TASK INSTRUCTIONS.
All of the records listed below should be retyped exactly.

ROWS.
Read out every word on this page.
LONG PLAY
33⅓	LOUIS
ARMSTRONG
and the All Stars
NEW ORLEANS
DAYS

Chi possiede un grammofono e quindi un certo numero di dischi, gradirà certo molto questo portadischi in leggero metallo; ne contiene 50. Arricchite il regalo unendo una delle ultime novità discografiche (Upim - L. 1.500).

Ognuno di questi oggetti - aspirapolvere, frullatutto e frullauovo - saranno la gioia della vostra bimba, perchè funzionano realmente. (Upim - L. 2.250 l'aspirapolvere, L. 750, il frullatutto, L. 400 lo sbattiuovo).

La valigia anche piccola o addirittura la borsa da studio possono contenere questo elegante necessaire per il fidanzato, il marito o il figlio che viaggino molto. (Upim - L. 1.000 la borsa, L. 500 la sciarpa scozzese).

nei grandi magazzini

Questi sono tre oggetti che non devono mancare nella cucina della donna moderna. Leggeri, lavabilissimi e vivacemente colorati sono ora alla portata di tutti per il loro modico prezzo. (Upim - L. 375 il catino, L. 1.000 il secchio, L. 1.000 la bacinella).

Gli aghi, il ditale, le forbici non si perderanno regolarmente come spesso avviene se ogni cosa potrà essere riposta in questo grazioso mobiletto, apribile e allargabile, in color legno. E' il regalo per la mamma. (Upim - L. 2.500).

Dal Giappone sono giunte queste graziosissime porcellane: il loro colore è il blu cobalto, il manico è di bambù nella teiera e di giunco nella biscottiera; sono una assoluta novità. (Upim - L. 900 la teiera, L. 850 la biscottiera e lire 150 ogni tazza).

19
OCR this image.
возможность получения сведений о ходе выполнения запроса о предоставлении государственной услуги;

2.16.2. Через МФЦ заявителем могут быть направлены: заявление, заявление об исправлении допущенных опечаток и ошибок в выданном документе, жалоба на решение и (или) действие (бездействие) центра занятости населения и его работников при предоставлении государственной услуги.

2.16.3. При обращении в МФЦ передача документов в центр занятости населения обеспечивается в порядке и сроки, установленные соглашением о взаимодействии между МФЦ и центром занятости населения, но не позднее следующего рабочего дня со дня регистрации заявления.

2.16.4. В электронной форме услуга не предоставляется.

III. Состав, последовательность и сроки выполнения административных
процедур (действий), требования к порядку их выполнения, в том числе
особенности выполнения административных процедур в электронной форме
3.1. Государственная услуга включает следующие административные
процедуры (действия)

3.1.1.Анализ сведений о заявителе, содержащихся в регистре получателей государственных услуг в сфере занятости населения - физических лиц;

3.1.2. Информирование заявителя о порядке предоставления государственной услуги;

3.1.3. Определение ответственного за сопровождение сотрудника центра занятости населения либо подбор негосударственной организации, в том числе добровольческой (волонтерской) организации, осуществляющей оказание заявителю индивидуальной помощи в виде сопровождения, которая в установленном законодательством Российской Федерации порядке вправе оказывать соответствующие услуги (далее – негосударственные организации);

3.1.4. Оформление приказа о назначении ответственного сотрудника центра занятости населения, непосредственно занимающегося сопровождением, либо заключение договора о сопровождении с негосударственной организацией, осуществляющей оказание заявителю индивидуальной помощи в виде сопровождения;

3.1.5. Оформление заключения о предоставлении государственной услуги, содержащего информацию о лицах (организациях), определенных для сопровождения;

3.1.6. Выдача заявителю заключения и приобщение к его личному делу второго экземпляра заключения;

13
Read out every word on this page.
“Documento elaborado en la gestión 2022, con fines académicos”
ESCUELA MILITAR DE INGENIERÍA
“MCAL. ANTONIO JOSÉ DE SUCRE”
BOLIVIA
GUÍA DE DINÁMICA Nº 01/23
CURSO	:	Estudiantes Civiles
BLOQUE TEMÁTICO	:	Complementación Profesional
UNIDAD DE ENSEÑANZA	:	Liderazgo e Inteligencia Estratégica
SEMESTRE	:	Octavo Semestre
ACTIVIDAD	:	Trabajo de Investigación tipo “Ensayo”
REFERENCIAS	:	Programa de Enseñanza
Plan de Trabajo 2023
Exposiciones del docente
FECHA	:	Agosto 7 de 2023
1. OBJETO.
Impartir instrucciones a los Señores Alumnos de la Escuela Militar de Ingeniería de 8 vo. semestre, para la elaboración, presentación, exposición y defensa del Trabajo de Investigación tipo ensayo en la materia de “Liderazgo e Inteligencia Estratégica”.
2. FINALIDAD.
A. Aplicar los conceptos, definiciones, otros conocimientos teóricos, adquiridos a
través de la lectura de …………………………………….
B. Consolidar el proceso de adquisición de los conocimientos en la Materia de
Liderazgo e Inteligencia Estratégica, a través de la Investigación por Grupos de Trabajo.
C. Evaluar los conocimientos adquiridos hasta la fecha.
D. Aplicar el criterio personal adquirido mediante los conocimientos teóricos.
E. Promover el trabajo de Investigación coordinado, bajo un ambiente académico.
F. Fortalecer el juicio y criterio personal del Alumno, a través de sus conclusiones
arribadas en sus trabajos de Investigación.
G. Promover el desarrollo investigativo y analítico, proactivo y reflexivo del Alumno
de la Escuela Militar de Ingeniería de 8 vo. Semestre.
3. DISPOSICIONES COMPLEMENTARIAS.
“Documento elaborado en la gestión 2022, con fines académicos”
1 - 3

ANSWER.
Read out every word on this page.
LONG PLAY
33⅓	LOUIS
ARMSTRONG
and the All Stars
NEW ORLEANS
DAYS

Chi possiede un grammofono e quindi un certo numero di dischi, gradirà certo molto questo portadischi in leggero metallo; ne contiene 50. Arricchite il regalo unendo una delle ultime novità discografiche (Upim - L. 1.500).

Ognuno di questi oggetti - aspirapolvere, frullatutto e frullauovo - saranno la gioia della vostra bimba, perchè funzionano realmente. (Upim - L. 2.250 l'aspirapolvere, L. 750, il frullatutto, L. 400 lo sbattiuovo).

La valigia anche piccola o addirittura la borsa da studio possono contenere questo elegante necessaire per il fidanzato, il marito o il figlio che viaggino molto. (Upim - L. 1.000 la borsa, L. 500 la sciarpa scozzese).

nei grandi magazzini

Questi sono tre oggetti che non devono mancare nella cucina della donna moderna. Leggeri, lavabilissimi e vivacemente colorati sono ora alla portata di tutti per il loro modico prezzo. (Upim - L. 375 il catino, L. 1.000 il secchio, L. 1.000 la bacinella).

Gli aghi, il ditale, le forbici non si perderanno regolarmente come spesso avviene se ogni cosa potrà essere riposta in questo grazioso mobiletto, apribile e allargabile, in color legno. E' il regalo per la mamma. (Upim - L. 2.500).

Dal Giappone sono giunte queste graziosissime porcellane: il loro colore è il blu cobalto, il manico è di bambù nella teiera e di giunco nella biscottiera; sono una assoluta novità. (Upim - L. 900 la teiera, L. 850 la biscottiera e lire 150 ogni tazza).

19
OCR this image.
возможность получения сведений о ходе выполнения запроса о предоставлении государственной услуги;

2.16.2. Через МФЦ заявителем могут быть направлены: заявление, заявление об исправлении допущенных опечаток и ошибок в выданном документе, жалоба на решение и (или) действие (бездействие) центра занятости населения и его работников при предоставлении государственной услуги.

2.16.3. При обращении в МФЦ передача документов в центр занятости населения обеспечивается в порядке и сроки, установленные соглашением о взаимодействии между МФЦ и центром занятости населения, но не позднее следующего рабочего дня со дня регистрации заявления.

2.16.4. В электронной форме услуга не предоставляется.

III. Состав, последовательность и сроки выполнения административных
процедур (действий), требования к порядку их выполнения, в том числе
особенности выполнения административных процедур в электронной форме
3.1. Государственная услуга включает следующие административные
процедуры (действия)

3.1.1.Анализ сведений о заявителе, содержащихся в регистре получателей государственных услуг в сфере занятости населения - физических лиц;

3.1.2. Информирование заявителя о порядке предоставления государственной услуги;

3.1.3. Определение ответственного за сопровождение сотрудника центра занятости населения либо подбор негосударственной организации, в том числе добровольческой (волонтерской) организации, осуществляющей оказание заявителю индивидуальной помощи в виде сопровождения, которая в установленном законодательством Российской Федерации порядке вправе оказывать соответствующие услуги (далее – негосударственные организации);

3.1.4. Оформление приказа о назначении ответственного сотрудника центра занятости населения, непосредственно занимающегося сопровождением, либо заключение договора о сопровождении с негосударственной организацией, осуществляющей оказание заявителю индивидуальной помощи в виде сопровождения;

3.1.5. Оформление заключения о предоставлении государственной услуги, содержащего информацию о лицах (организациях), определенных для сопровождения;

3.1.6. Выдача заявителю заключения и приобщение к его личному делу второго экземпляра заключения;

13
Read out every word on this page.
“Documento elaborado en la gestión 2022, con fines académicos”
ESCUELA MILITAR DE INGENIERÍA
“MCAL. ANTONIO JOSÉ DE SUCRE”
BOLIVIA
GUÍA DE DINÁMICA Nº 01/23
CURSO	:	Estudiantes Civiles
BLOQUE TEMÁTICO	:	Complementación Profesional
UNIDAD DE ENSEÑANZA	:	Liderazgo e Inteligencia Estratégica
SEMESTRE	:	Octavo Semestre
ACTIVIDAD	:	Trabajo de Investigación tipo “Ensayo”
REFERENCIAS	:	Programa de Enseñanza
Plan de Trabajo 2023
Exposiciones del docente
FECHA	:	Agosto 7 de 2023
1. OBJETO.
Impartir instrucciones a los Señores Alumnos de la Escuela Militar de Ingeniería de 8 vo. semestre, para la elaboración, presentación, exposición y defensa del Trabajo de Investigación tipo ensayo en la materia de “Liderazgo e Inteligencia Estratégica”.
2. FINALIDAD.
A. Aplicar los conceptos, definiciones, otros conocimientos teóricos, adquiridos a
través de la lectura de …………………………………….
B. Consolidar el proceso de adquisición de los conocimientos en la Materia de
Liderazgo e Inteligencia Estratégica, a través de la Investigación por Grupos de Trabajo.
C. Evaluar los conocimientos adquiridos hasta la fecha.
D. Aplicar el criterio personal adquirido mediante los conocimientos teóricos.
E. Promover el trabajo de Investigación coordinado, bajo un ambiente académico.
F. Fortalecer el juicio y criterio personal del Alumno, a través de sus conclusiones
arribadas en sus trabajos de Investigación.
G. Promover el desarrollo investigativo y analítico, proactivo y reflexivo del Alumno
de la Escuela Militar de Ingeniería de 8 vo. Semestre.
3. DISPOSICIONES COMPLEMENTARIAS.
“Documento elaborado en la gestión 2022, con fines académicos”
1 - 3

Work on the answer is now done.